= Page =
Monday, January 15, 2018

"MLK"


“MLK”

            I don’t remember when I first heard of Martin Luther King, Jr.   Those of you who read my recent article in The Atlantic about my engagement with him in 1968 know that he was and still is a very important figure in my life.  My earliest memory as a boy about him is my thinking that he was a Communist, a money-seeking agitator who was duping black people and even some white people.   My earliest memory of him was seeing him on a billboard near Marianna, Arkansas, near my hometown of Helena.  He was sitting in a rocking chair with an older white man next to him, with a caption reading something like “King trained at Communist school.”   As I’ve written in other blogs, I later learned that the older white man was Myles Horton, and the “Communist school” was the Highlander Folk School in east Tennessee.  It was the same place where Rosa Parks was trained the summer before she refused to give up her seat on the bus in Montgomery in December, 1955.

= Source excerpt =
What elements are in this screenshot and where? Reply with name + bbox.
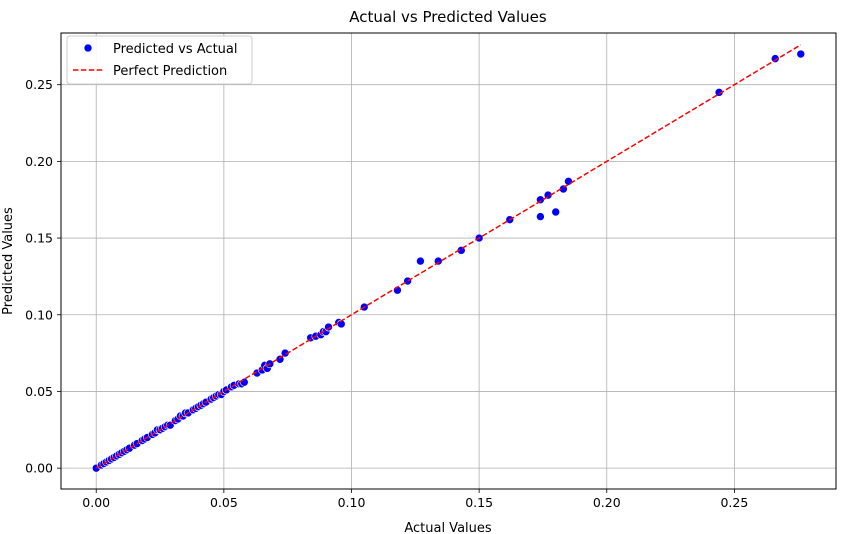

= Prompt =
Pick up the blog post about memories of Martin Luther King, Jr. right after its last sentence and keep it going.

= Response =
            Where did I learn this terrible stuff about Dr. King?  I don’t remember anyone sitting me down to lecture me on the dangers of believing that those classified as black were equal to those classified as white.  It simply was “in the air,” in my southern white culture as a boy.  Those of you who read this blog regularly know that I love the phrase “the prince of the power of the air” from the New Testament Letter to the Ephesians.  I breathed in this racism from those who loved me, and from those I loved.  I was receiving it and agreeing with it long before I became aware of it.

            I first really engaged Dr. King when he gave his famous “I Have a Dream” speech in August, 1963.   I was a rising senior in high school, but our school had not yet started back up after summer vacation.  I listened by myself, and I told none of my friends that I was watching it, because I did not want them to think that I was opening myself to such propaganda.  I’m not sure why I decided to listen, but I did, and his speech made a small opening in the wall of racism that surrounded my heart and my consciousness.  First, I was surprised at the number of people who attended – I had believed that this was a very small movement, led by agitators and Communists.  What I saw on that day was far beyond what I had been led to believe.  I told myself that something different from what I believed was happening here.  I wasn’t quite sure what it was, but I knew that I would have to find whatever else there was.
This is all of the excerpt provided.